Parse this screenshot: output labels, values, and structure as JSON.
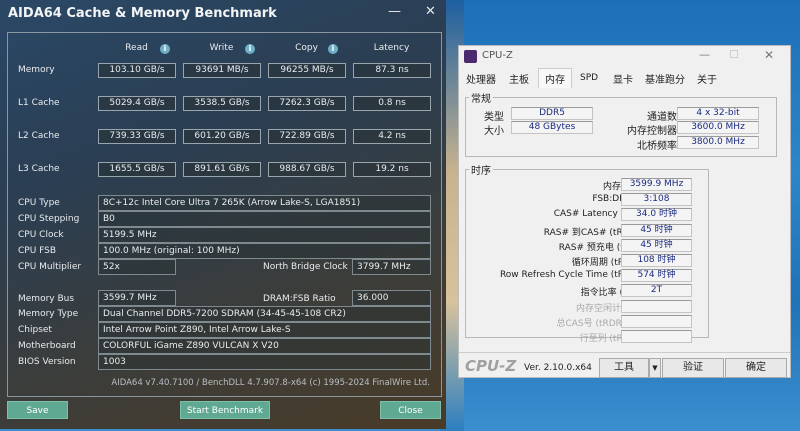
{
  "aida": {
    "title": "AIDA64 Cache & Memory Benchmark",
    "minimize": "—",
    "close_glyph": "✕",
    "columns": [
      "Read",
      "Write",
      "Copy",
      "Latency"
    ],
    "rows": [
      {
        "label": "Memory",
        "values": [
          "103.10 GB/s",
          "93691 MB/s",
          "96255 MB/s",
          "87.3 ns"
        ]
      },
      {
        "label": "L1 Cache",
        "values": [
          "5029.4 GB/s",
          "3538.5 GB/s",
          "7262.3 GB/s",
          "0.8 ns"
        ]
      },
      {
        "label": "L2 Cache",
        "values": [
          "739.33 GB/s",
          "601.20 GB/s",
          "722.89 GB/s",
          "4.2 ns"
        ]
      },
      {
        "label": "L3 Cache",
        "values": [
          "1655.5 GB/s",
          "891.61 GB/s",
          "988.67 GB/s",
          "19.2 ns"
        ]
      }
    ],
    "info": {
      "cpu_type_label": "CPU Type",
      "cpu_type": "8C+12c Intel Core Ultra 7 265K  (Arrow Lake-S, LGA1851)",
      "cpu_stepping_label": "CPU Stepping",
      "cpu_stepping": "B0",
      "cpu_clock_label": "CPU Clock",
      "cpu_clock": "5199.5 MHz",
      "cpu_fsb_label": "CPU FSB",
      "cpu_fsb": "100.0 MHz  (original: 100 MHz)",
      "cpu_mult_label": "CPU Multiplier",
      "cpu_mult": "52x",
      "nb_clock_label": "North Bridge Clock",
      "nb_clock": "3799.7 MHz",
      "mem_bus_label": "Memory Bus",
      "mem_bus": "3599.7 MHz",
      "dram_fsb_label": "DRAM:FSB Ratio",
      "dram_fsb": "36.000",
      "mem_type_label": "Memory Type",
      "mem_type": "Dual Channel DDR5-7200 SDRAM  (34-45-45-108 CR2)",
      "chipset_label": "Chipset",
      "chipset": "Intel Arrow Point Z890, Intel Arrow Lake-S",
      "mobo_label": "Motherboard",
      "mobo": "COLORFUL iGame Z890 VULCAN X V20",
      "bios_label": "BIOS Version",
      "bios": "1003"
    },
    "footer": "AIDA64 v7.40.7100 / BenchDLL 4.7.907.8-x64  (c) 1995-2024 FinalWire Ltd.",
    "buttons": {
      "save": "Save",
      "start": "Start Benchmark",
      "close": "Close"
    }
  },
  "cpuz": {
    "title": "CPU-Z",
    "tabs": [
      "处理器",
      "主板",
      "内存",
      "SPD",
      "显卡",
      "基准跑分",
      "关于"
    ],
    "general": {
      "title": "常规",
      "type_label": "类型",
      "type": "DDR5",
      "size_label": "大小",
      "size": "48 GBytes",
      "channels_label": "通道数",
      "channels": "4 x 32-bit",
      "mc_label": "内存控制器",
      "mc": "3600.0 MHz",
      "nb_label": "北桥频率",
      "nb": "3800.0 MHz"
    },
    "timings": {
      "title": "时序",
      "rows": [
        {
          "label": "内存频率",
          "value": "3599.9 MHz"
        },
        {
          "label": "FSB:DRAM",
          "value": "3:108"
        },
        {
          "label": "CAS# Latency (CL)",
          "value": "34.0 时钟"
        },
        {
          "label": "RAS# 到CAS# (tRCD)",
          "value": "45 时钟"
        },
        {
          "label": "RAS# 预充电 (tRP)",
          "value": "45 时钟"
        },
        {
          "label": "循环周期 (tRAS)",
          "value": "108 时钟"
        },
        {
          "label": "Row Refresh Cycle Time (tRFC)",
          "value": "574 时钟"
        },
        {
          "label": "指令比率 (CR)",
          "value": "2T"
        },
        {
          "label": "内存空闲计时器",
          "value": ""
        },
        {
          "label": "总CAS号 (tRDRAM)",
          "value": ""
        },
        {
          "label": "行至列 (tRCD)",
          "value": ""
        }
      ]
    },
    "footer": {
      "logo": "CPU-Z",
      "version": "Ver. 2.10.0.x64",
      "tools": "工具",
      "validate": "验证",
      "ok": "确定"
    }
  }
}
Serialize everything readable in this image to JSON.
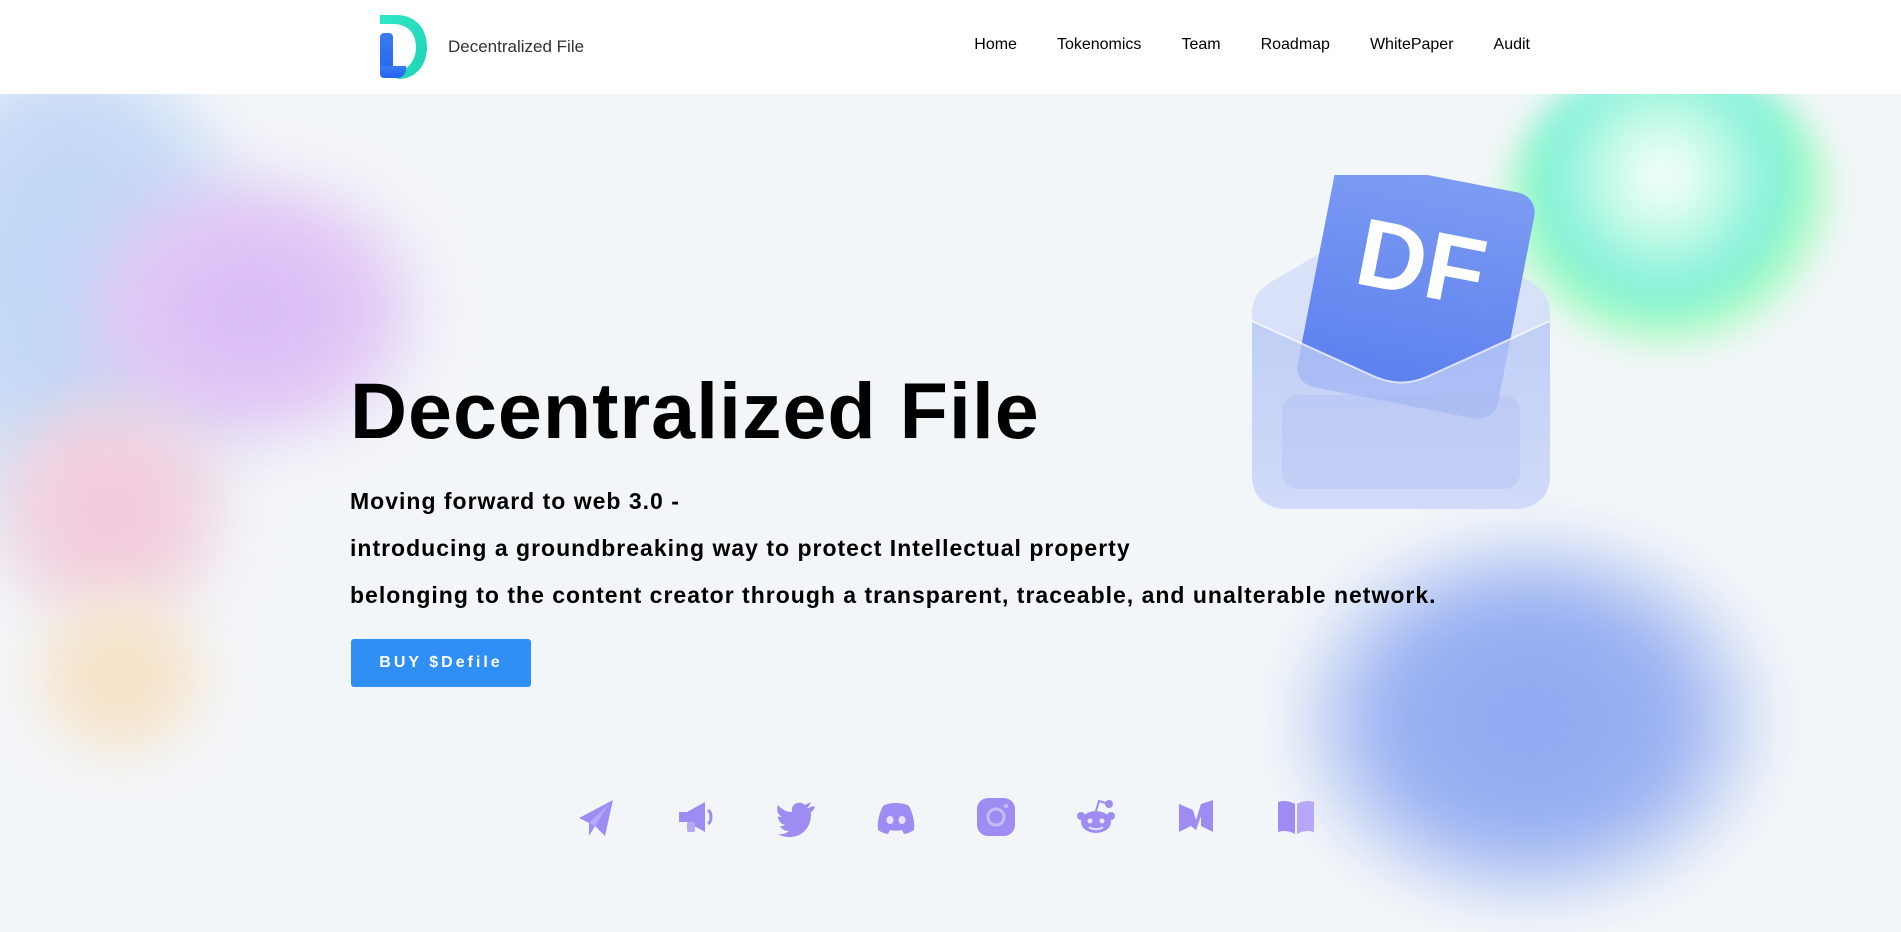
{
  "header": {
    "brand_name": "Decentralized File",
    "nav": [
      "Home",
      "Tokenomics",
      "Team",
      "Roadmap",
      "WhitePaper",
      "Audit"
    ]
  },
  "hero": {
    "title": "Decentralized File",
    "lines": [
      "Moving forward to web 3.0 -",
      "introducing a groundbreaking way to protect Intellectual property",
      "belonging to the content creator through a transparent, traceable, and unalterable network."
    ],
    "buy_label": "BUY $Defile",
    "card_text": "DF"
  },
  "socials": [
    "telegram-icon",
    "megaphone-icon",
    "twitter-icon",
    "discord-icon",
    "instagram-icon",
    "reddit-icon",
    "medium-icon",
    "book-icon"
  ],
  "colors": {
    "accent": "#2f8ff5",
    "social_icon": "#9f8cf3",
    "card": "#6b8cf0"
  }
}
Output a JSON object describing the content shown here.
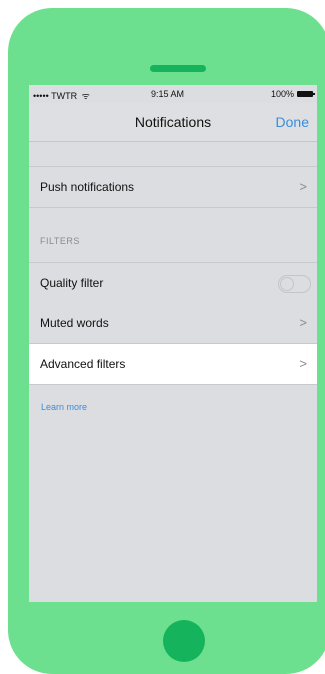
{
  "status_bar": {
    "carrier": "••••• TWTR",
    "wifi_icon": "wifi-icon",
    "time": "9:15 AM",
    "battery": "100%"
  },
  "nav": {
    "title": "Notifications",
    "done_label": "Done"
  },
  "rows": {
    "push_notifications": "Push notifications",
    "filters_header": "FILTERS",
    "quality_filter": "Quality filter",
    "quality_filter_enabled": false,
    "muted_words": "Muted words",
    "advanced_filters": "Advanced filters"
  },
  "chevron": ">",
  "learn_more": "Learn more",
  "colors": {
    "phone_body": "#6de08f",
    "phone_accent": "#15b45c",
    "link": "#3b8ddc",
    "screen_bg": "#dcdde0",
    "selected_row": "#ffffff"
  }
}
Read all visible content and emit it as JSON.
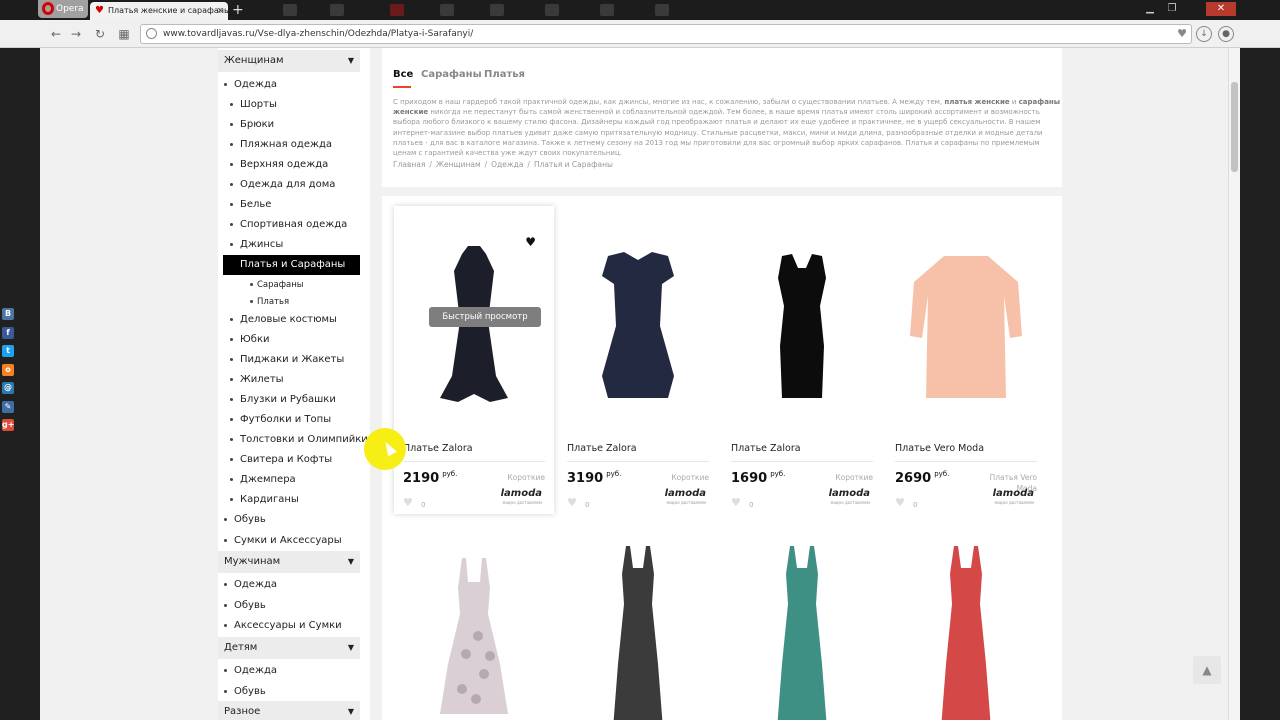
{
  "browser": {
    "app_label": "Opera",
    "tab_title": "Платья женские и сарафаны",
    "url": "www.tovardljavas.ru/Vse-dlya-zhenschin/Odezhda/Platya-i-Sarafanyi/",
    "new_tab_label": "+",
    "close_glyph": "×"
  },
  "sidebar": {
    "women": {
      "header": "Женщинам",
      "top_items": [
        "Одежда"
      ],
      "clothing_items": [
        "Шорты",
        "Брюки",
        "Пляжная одежда",
        "Верхняя одежда",
        "Одежда для дома",
        "Белье",
        "Спортивная одежда",
        "Джинсы"
      ],
      "active_item": "Платья и Сарафаны",
      "sub_items": [
        "Сарафаны",
        "Платья"
      ],
      "more_items": [
        "Деловые костюмы",
        "Юбки",
        "Пиджаки и Жакеты",
        "Жилеты",
        "Блузки и Рубашки",
        "Футболки и Топы",
        "Толстовки и Олимпийки",
        "Свитера и Кофты",
        "Джемпера",
        "Кардиганы"
      ],
      "bottom_items": [
        "Обувь",
        "Сумки и Аксессуары"
      ]
    },
    "men": {
      "header": "Мужчинам",
      "items": [
        "Одежда",
        "Обувь",
        "Аксессуары и Сумки"
      ]
    },
    "kids": {
      "header": "Детям",
      "items": [
        "Одежда",
        "Обувь"
      ]
    },
    "misc": {
      "header": "Разное"
    }
  },
  "filters": {
    "all": "Все",
    "sundresses": "Сарафаны",
    "dresses": "Платья"
  },
  "description": {
    "p1": "С приходом в наш гардероб такой практичной одежды, как джинсы, многие из нас, к сожалению, забыли о существовании платьев. А между тем, ",
    "b1": "платья женские",
    "p2": " и ",
    "b2": "сарафаны женские",
    "p3": " никогда не перестанут быть самой женственной и соблазнительной одеждой. Тем более, в наше время платья имеют столь широкий ассортимент и возможность выбора любого близкого к вашему стилю фасона. Дизайнеры каждый год преображают платья и делают их еще удобнее и практичнее, не в ущерб сексуальности. В нашем интернет-магазине выбор платьев удивит даже самую притязательную модницу. Стильные расцветки, макси, мини и миди длина, разнообразные отделки и модные детали платьев - для вас в каталоге магазина. Также к летнему сезону на 2013 год мы приготовили для вас огромный выбор ярких сарафанов. Платья и сарафаны по приемлемым ценам с гарантией качества уже ждут своих покупательниц."
  },
  "breadcrumbs": [
    "Главная",
    "Женщинам",
    "Одежда",
    "Платья и Сарафаны"
  ],
  "breadcrumb_sep": "/",
  "products": [
    {
      "title": "Платье Zalora",
      "price": "2190",
      "currency": "руб.",
      "category": "Короткие",
      "store": "lamoda",
      "store_sub": "модно доставляем",
      "likes": "0",
      "color": "#1c1f29"
    },
    {
      "title": "Платье Zalora",
      "price": "3190",
      "currency": "руб.",
      "category": "Короткие",
      "store": "lamoda",
      "store_sub": "модно доставляем",
      "likes": "0",
      "color": "#232940"
    },
    {
      "title": "Платье Zalora",
      "price": "1690",
      "currency": "руб.",
      "category": "Короткие",
      "store": "lamoda",
      "store_sub": "модно доставляем",
      "likes": "0",
      "color": "#0c0c0c"
    },
    {
      "title": "Платье Vero Moda",
      "price": "2690",
      "currency": "руб.",
      "category": "Платья Vero Moda",
      "store": "lamoda",
      "store_sub": "модно доставляем",
      "likes": "0",
      "color": "#f7c0a8"
    }
  ],
  "products_row2_colors": [
    "#d9cfd4",
    "#3b3b3b",
    "#3e8f84",
    "#d44848"
  ],
  "quick_view": "Быстрый просмотр",
  "icons": {
    "wishlist": "heart-icon",
    "like": "heart-icon",
    "scroll_top": "arrow-up-icon",
    "social": [
      "vk-icon",
      "facebook-icon",
      "twitter-icon",
      "odnoklassniki-icon",
      "mailru-icon",
      "livejournal-icon",
      "google-plus-icon"
    ]
  },
  "social_colors": [
    "#4c75a3",
    "#3b5998",
    "#1da1f2",
    "#f58220",
    "#2a7ab0",
    "#3d6ea8",
    "#dd4b39"
  ],
  "social_letters": [
    "В",
    "f",
    "t",
    "о",
    "@",
    "✎",
    "g+"
  ],
  "accent_color": "#e8452c"
}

^^^^^^^^^^^^^^^^

**Brief:**
In the entries above, some lines may contain the string "heart"; report how many, without additional comment.

**Output of the exercise:**
2